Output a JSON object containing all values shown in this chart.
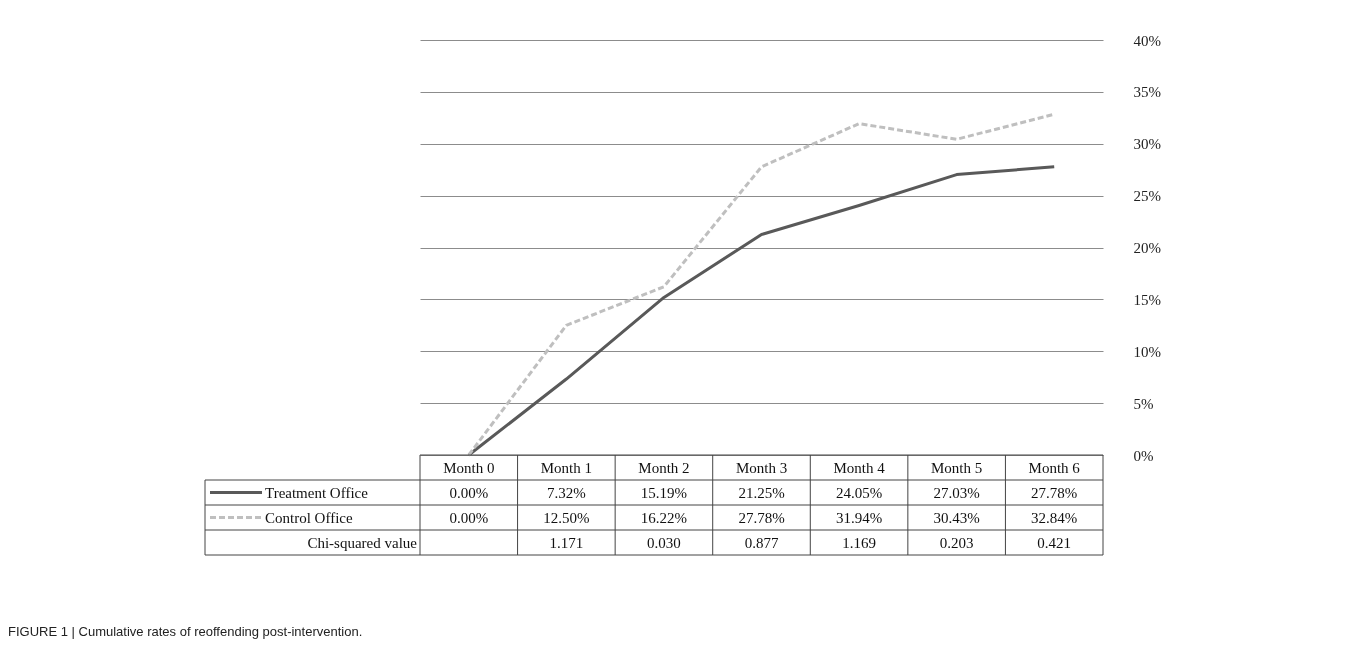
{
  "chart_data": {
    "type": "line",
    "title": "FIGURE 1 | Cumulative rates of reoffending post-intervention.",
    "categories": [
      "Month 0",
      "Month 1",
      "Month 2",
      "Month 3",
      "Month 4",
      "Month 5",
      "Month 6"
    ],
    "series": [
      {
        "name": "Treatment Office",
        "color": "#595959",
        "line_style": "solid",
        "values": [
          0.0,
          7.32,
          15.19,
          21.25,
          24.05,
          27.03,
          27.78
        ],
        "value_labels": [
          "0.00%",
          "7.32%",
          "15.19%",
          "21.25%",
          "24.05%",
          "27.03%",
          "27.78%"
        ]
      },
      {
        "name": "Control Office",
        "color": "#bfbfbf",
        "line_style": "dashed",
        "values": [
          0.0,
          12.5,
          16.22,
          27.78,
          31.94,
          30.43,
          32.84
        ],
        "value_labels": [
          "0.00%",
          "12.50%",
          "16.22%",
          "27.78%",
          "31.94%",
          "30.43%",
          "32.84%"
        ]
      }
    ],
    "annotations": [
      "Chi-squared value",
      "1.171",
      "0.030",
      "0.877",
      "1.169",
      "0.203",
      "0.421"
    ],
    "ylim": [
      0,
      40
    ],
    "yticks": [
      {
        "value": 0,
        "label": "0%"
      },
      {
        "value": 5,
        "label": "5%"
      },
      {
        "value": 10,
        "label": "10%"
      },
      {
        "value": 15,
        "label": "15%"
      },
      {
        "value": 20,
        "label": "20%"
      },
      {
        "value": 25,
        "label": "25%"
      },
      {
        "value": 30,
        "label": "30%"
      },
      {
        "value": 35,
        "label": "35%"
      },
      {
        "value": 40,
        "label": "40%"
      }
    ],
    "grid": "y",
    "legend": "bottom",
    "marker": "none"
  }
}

WHAT TO DO »
Transcribe the full listing above exactly as it stands, minus the pictures.

RESPONSE TO THIS EXERCISE »
Output a JSON object containing all values shown in this chart.
{
  "chart_data": {
    "type": "line",
    "title": "FIGURE 1 | Cumulative rates of reoffending post-intervention.",
    "categories": [
      "Month 0",
      "Month 1",
      "Month 2",
      "Month 3",
      "Month 4",
      "Month 5",
      "Month 6"
    ],
    "series": [
      {
        "name": "Treatment Office",
        "color": "#595959",
        "line_style": "solid",
        "values": [
          0.0,
          7.32,
          15.19,
          21.25,
          24.05,
          27.03,
          27.78
        ],
        "value_labels": [
          "0.00%",
          "7.32%",
          "15.19%",
          "21.25%",
          "24.05%",
          "27.03%",
          "27.78%"
        ]
      },
      {
        "name": "Control Office",
        "color": "#bfbfbf",
        "line_style": "dashed",
        "values": [
          0.0,
          12.5,
          16.22,
          27.78,
          31.94,
          30.43,
          32.84
        ],
        "value_labels": [
          "0.00%",
          "12.50%",
          "16.22%",
          "27.78%",
          "31.94%",
          "30.43%",
          "32.84%"
        ]
      }
    ],
    "annotations": [
      "Chi-squared value",
      "1.171",
      "0.030",
      "0.877",
      "1.169",
      "0.203",
      "0.421"
    ],
    "ylim": [
      0,
      40
    ],
    "yticks": [
      {
        "value": 0,
        "label": "0%"
      },
      {
        "value": 5,
        "label": "5%"
      },
      {
        "value": 10,
        "label": "10%"
      },
      {
        "value": 15,
        "label": "15%"
      },
      {
        "value": 20,
        "label": "20%"
      },
      {
        "value": 25,
        "label": "25%"
      },
      {
        "value": 30,
        "label": "30%"
      },
      {
        "value": 35,
        "label": "35%"
      },
      {
        "value": 40,
        "label": "40%"
      }
    ],
    "grid": "y",
    "legend": "bottom",
    "marker": "none"
  }
}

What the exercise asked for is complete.